Stored data:
------------------------------------------------------------------------

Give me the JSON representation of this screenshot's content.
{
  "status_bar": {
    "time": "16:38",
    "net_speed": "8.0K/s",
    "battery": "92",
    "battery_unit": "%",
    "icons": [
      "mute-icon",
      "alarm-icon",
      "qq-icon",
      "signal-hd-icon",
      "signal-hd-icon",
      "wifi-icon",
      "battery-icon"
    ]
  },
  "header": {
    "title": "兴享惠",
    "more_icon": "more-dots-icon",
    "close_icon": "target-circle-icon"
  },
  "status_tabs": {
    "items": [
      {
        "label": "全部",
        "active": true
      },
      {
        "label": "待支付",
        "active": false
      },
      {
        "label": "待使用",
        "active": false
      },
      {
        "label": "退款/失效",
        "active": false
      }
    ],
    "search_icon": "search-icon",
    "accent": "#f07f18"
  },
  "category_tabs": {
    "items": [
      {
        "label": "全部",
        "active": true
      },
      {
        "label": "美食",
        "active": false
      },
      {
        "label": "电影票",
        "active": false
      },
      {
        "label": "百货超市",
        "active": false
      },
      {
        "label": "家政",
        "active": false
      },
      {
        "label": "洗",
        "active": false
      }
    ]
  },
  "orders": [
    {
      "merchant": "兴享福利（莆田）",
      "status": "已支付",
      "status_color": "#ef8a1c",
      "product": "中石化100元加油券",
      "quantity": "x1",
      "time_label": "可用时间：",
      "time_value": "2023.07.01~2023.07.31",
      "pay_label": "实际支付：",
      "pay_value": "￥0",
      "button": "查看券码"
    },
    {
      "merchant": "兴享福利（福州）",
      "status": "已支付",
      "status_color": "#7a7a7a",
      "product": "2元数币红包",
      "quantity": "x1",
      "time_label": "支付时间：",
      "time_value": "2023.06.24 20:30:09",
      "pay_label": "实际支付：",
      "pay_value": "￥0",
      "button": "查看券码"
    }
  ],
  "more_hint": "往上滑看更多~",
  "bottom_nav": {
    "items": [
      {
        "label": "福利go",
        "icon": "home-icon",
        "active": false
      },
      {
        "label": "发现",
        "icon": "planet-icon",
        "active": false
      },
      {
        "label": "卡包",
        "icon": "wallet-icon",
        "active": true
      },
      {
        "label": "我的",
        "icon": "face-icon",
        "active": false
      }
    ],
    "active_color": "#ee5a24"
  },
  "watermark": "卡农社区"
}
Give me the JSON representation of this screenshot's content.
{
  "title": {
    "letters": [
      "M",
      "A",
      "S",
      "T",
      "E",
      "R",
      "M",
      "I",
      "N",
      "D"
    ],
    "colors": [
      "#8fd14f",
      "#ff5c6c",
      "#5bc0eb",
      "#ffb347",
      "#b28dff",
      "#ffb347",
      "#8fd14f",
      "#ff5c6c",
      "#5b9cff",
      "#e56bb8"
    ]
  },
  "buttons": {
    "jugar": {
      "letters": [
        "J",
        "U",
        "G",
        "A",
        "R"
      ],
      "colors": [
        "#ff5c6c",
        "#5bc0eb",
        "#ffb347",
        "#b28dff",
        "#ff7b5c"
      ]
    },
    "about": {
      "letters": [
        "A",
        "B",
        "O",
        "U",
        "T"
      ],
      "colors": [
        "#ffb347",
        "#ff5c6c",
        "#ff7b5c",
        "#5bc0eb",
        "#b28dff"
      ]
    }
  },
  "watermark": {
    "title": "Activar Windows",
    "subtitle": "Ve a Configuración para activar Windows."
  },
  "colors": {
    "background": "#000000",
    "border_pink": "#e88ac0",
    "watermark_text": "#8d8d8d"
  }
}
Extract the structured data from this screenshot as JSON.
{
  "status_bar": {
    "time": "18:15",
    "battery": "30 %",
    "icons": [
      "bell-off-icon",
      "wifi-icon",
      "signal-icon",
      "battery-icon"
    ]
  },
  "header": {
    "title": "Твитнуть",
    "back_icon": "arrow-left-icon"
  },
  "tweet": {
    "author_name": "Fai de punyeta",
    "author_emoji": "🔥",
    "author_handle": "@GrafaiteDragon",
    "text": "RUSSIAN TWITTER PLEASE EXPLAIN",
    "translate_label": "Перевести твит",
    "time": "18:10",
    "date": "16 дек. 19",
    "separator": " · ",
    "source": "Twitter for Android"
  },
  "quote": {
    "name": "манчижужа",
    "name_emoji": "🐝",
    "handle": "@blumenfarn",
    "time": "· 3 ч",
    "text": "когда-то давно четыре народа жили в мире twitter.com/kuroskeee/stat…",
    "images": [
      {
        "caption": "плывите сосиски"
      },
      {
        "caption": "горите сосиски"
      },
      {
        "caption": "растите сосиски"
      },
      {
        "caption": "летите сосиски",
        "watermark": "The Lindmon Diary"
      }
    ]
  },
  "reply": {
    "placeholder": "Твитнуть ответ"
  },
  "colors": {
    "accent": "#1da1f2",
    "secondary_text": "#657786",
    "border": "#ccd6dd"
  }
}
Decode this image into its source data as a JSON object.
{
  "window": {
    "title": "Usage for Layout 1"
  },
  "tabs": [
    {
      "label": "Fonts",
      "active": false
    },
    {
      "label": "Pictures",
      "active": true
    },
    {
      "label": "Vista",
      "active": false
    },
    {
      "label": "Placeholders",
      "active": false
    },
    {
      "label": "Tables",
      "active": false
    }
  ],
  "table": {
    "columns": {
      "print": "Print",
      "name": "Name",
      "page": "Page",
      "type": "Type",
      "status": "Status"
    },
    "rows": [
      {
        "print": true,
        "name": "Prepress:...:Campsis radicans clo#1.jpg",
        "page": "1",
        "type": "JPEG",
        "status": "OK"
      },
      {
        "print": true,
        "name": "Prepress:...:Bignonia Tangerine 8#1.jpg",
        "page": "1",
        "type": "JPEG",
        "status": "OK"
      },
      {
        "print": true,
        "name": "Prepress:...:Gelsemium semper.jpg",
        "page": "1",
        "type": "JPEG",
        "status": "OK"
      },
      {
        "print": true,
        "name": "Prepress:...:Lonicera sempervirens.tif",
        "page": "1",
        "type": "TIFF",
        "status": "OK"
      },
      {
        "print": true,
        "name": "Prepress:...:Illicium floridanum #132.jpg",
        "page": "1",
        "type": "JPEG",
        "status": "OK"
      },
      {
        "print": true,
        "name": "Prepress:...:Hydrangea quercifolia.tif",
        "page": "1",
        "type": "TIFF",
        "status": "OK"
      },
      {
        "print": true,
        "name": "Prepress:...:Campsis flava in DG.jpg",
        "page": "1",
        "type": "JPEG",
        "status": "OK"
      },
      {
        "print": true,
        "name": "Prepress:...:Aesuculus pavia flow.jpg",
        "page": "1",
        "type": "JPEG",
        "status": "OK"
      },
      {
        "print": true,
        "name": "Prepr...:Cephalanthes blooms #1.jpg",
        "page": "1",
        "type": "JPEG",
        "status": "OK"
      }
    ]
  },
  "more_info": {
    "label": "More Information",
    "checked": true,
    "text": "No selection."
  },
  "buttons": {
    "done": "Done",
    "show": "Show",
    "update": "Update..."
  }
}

------------------------------------------------------------------------

TASK OBJECTIVE –
Search the listing for the string "Campsis". Copy each line where it turns up.

FULL RESPONSE –
        "name": "Prepress:...:Campsis radicans clo#1.jpg",
        "name": "Prepress:...:Campsis flava in DG.jpg",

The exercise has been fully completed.